| Instructions to follow |
All lines in which the word "sekiz" occurs are to be extracted.

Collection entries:
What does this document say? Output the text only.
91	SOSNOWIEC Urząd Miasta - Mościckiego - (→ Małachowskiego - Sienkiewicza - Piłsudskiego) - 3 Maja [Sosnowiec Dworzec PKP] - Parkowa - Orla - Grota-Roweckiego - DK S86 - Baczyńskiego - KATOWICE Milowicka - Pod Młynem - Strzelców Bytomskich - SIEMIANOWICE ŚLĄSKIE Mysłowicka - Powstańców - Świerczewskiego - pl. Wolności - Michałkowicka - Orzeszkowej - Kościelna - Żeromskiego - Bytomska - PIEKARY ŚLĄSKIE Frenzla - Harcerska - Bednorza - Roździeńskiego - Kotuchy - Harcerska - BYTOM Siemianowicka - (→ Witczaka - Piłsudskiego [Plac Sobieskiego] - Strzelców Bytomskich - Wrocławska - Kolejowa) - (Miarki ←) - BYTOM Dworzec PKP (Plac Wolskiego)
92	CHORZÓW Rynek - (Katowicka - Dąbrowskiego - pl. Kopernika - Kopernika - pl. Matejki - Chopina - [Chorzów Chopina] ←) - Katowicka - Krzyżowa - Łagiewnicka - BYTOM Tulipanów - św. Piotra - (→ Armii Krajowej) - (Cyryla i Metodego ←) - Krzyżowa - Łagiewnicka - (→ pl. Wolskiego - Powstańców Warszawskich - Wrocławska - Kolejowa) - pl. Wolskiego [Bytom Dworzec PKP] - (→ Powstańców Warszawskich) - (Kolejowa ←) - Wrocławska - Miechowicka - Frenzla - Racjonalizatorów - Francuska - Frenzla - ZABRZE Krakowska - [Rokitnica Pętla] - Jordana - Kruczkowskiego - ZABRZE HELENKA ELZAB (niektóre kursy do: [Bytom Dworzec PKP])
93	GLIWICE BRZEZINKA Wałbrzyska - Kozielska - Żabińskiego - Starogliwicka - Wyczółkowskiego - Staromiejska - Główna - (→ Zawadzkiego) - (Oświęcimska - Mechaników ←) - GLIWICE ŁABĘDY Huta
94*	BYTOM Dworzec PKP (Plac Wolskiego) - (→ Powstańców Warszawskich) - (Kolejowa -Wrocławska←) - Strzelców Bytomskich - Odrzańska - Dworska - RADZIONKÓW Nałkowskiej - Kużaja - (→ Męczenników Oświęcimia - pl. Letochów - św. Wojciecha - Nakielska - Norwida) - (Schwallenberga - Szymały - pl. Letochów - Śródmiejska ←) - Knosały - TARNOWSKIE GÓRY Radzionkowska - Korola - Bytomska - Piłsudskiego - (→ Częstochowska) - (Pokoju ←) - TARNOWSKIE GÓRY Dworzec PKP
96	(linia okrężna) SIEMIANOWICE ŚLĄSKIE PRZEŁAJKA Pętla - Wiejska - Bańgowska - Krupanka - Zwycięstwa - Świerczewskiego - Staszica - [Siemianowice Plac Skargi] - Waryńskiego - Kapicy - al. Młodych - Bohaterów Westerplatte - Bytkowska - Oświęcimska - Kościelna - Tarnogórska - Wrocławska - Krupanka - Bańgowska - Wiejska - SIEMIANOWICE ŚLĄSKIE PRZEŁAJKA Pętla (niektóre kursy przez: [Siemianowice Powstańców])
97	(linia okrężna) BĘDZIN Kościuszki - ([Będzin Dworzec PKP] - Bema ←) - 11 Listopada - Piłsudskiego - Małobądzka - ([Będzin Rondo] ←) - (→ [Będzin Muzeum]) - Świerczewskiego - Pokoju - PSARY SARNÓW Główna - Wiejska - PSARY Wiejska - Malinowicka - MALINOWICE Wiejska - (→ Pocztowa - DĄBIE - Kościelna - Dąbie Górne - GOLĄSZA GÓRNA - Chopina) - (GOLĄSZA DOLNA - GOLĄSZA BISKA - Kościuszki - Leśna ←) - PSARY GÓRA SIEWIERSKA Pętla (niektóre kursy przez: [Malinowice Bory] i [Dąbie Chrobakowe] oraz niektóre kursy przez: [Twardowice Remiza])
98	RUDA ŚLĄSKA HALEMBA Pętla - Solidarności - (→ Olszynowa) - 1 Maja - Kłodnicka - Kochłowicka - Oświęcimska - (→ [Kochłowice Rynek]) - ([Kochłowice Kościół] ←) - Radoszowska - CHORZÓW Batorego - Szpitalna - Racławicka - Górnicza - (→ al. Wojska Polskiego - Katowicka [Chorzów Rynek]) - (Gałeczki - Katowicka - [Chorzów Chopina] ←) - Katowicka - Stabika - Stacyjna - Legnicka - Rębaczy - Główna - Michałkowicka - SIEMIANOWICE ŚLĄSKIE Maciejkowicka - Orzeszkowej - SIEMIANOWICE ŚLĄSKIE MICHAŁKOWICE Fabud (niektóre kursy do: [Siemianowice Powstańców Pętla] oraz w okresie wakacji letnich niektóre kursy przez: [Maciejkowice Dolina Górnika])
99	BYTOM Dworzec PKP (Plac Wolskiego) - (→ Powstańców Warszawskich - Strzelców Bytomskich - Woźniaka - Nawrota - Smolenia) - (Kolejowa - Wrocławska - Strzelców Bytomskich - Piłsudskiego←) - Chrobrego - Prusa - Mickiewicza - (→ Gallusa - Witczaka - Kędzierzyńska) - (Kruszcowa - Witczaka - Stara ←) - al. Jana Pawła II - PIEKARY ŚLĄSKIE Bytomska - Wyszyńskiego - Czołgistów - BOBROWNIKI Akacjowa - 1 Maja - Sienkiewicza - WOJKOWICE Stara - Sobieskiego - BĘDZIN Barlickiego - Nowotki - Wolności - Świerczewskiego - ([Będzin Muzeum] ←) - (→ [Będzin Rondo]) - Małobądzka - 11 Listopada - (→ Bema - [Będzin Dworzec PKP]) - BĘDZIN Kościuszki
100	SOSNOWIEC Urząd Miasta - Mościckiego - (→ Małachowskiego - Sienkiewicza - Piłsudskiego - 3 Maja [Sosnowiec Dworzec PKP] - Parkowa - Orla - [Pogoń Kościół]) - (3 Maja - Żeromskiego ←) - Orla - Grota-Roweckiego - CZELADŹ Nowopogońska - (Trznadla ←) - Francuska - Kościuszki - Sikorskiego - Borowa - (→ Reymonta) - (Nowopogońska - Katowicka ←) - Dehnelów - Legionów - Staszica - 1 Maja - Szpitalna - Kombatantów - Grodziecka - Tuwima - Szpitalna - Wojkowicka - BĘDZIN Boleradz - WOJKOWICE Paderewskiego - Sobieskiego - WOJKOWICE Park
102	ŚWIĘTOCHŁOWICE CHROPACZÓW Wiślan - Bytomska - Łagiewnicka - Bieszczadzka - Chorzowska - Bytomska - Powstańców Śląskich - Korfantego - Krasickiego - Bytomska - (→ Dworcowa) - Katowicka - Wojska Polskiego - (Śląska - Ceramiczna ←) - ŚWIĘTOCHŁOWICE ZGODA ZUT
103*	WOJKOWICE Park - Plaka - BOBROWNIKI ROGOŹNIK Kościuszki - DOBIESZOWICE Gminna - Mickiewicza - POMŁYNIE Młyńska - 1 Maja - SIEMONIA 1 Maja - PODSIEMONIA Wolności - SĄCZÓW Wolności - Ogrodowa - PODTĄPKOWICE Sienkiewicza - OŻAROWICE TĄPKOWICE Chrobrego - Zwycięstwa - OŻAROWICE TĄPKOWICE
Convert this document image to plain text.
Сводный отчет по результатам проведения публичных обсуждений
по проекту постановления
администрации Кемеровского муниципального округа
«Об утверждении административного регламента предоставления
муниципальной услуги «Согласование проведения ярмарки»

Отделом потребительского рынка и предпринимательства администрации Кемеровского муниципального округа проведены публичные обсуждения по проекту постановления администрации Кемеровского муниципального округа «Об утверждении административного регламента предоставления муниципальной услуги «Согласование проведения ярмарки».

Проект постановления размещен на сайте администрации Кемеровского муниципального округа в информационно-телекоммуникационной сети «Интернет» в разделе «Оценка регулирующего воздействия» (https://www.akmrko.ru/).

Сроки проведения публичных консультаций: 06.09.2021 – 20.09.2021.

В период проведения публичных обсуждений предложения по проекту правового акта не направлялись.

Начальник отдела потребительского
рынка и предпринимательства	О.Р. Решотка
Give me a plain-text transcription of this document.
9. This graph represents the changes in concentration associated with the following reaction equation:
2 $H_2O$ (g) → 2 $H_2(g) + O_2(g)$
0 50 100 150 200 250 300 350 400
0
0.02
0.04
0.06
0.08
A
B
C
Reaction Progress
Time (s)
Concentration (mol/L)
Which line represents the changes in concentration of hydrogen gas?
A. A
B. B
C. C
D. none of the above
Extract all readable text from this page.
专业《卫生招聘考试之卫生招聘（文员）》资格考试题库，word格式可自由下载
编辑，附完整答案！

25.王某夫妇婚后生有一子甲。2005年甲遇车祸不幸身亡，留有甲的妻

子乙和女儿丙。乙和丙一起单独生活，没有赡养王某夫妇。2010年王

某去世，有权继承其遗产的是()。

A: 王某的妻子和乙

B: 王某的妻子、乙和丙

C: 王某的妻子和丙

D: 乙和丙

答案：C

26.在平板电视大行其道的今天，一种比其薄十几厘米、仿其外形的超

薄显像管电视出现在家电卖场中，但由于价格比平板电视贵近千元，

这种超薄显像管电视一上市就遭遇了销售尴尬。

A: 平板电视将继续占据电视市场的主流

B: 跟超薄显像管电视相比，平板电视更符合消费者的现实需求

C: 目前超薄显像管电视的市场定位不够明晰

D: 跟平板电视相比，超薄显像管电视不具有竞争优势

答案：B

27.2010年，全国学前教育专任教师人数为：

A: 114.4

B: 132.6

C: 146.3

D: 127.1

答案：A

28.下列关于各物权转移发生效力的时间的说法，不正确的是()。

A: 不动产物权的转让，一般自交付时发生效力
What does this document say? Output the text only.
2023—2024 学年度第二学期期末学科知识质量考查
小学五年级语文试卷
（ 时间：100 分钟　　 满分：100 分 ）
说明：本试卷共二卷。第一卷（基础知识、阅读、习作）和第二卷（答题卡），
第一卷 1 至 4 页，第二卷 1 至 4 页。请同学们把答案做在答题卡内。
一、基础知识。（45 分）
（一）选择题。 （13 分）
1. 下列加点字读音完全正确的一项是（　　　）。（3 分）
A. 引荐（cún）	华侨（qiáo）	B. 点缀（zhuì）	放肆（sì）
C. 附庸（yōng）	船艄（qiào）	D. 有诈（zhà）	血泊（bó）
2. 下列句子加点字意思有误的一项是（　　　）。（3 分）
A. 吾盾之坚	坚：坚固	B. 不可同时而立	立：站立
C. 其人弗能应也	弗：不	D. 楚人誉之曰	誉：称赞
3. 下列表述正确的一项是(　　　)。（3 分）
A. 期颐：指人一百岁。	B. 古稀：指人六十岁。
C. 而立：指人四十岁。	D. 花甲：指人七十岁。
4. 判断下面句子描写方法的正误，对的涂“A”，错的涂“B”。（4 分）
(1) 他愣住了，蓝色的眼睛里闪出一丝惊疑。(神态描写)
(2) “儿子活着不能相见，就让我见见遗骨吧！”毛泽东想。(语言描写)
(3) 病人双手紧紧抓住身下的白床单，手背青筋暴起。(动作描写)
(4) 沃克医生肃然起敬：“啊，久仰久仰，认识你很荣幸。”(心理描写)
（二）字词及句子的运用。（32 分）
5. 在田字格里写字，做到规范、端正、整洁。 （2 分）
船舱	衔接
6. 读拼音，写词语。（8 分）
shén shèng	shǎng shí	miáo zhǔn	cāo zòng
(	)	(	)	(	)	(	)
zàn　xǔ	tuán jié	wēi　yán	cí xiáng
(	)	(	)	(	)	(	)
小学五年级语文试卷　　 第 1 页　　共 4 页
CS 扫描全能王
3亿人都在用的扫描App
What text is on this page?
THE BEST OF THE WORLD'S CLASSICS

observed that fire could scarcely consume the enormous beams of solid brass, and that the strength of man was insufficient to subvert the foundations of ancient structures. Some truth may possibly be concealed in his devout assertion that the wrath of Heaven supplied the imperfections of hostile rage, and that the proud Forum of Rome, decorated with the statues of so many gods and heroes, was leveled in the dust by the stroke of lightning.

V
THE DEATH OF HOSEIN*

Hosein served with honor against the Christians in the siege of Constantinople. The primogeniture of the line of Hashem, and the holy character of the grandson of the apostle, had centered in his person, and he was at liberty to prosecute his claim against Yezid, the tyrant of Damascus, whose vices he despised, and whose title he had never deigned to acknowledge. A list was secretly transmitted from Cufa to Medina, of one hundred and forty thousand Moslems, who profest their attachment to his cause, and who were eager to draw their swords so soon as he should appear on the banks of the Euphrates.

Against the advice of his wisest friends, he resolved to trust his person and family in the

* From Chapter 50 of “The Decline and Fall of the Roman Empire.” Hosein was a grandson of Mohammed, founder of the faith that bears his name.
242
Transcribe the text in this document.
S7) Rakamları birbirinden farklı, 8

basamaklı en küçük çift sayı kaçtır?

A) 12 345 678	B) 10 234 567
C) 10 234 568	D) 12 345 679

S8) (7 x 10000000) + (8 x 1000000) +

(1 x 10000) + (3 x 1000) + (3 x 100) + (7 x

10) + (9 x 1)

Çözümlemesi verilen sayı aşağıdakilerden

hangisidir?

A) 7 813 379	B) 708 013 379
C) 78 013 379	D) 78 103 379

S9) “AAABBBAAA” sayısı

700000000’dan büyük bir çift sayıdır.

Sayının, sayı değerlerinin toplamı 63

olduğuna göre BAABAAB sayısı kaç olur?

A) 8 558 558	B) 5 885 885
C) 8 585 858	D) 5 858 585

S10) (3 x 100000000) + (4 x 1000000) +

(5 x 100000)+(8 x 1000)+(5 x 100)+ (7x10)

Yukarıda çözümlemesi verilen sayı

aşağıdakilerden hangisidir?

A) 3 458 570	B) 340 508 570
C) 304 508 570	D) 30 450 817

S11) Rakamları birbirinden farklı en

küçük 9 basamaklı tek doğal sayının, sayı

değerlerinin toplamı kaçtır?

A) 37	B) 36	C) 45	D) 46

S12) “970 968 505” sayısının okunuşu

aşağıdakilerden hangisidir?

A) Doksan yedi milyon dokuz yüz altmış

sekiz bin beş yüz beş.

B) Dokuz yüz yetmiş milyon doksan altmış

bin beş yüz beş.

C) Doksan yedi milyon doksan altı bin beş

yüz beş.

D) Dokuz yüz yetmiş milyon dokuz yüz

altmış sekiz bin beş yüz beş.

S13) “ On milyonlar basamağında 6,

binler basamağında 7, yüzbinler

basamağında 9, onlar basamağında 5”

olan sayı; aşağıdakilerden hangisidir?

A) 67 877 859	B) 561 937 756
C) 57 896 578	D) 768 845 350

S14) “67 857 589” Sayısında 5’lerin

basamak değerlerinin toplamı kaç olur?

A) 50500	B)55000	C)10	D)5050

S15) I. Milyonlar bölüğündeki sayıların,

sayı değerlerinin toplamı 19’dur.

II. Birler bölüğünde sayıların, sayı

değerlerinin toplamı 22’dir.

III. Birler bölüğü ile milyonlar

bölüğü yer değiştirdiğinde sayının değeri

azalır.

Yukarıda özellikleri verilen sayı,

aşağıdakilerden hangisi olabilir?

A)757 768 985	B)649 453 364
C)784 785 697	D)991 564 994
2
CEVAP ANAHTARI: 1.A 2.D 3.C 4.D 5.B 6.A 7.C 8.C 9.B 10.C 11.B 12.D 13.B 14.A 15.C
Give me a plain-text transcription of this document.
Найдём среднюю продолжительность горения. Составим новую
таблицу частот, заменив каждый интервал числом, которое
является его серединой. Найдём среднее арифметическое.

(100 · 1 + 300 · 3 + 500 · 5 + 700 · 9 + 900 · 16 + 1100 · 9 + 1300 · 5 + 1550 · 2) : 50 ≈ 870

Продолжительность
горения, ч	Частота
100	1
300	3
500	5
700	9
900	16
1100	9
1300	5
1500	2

| Complete response |
sekiz bin beş yüz beş.
altmış sekiz bin beş yüz beş.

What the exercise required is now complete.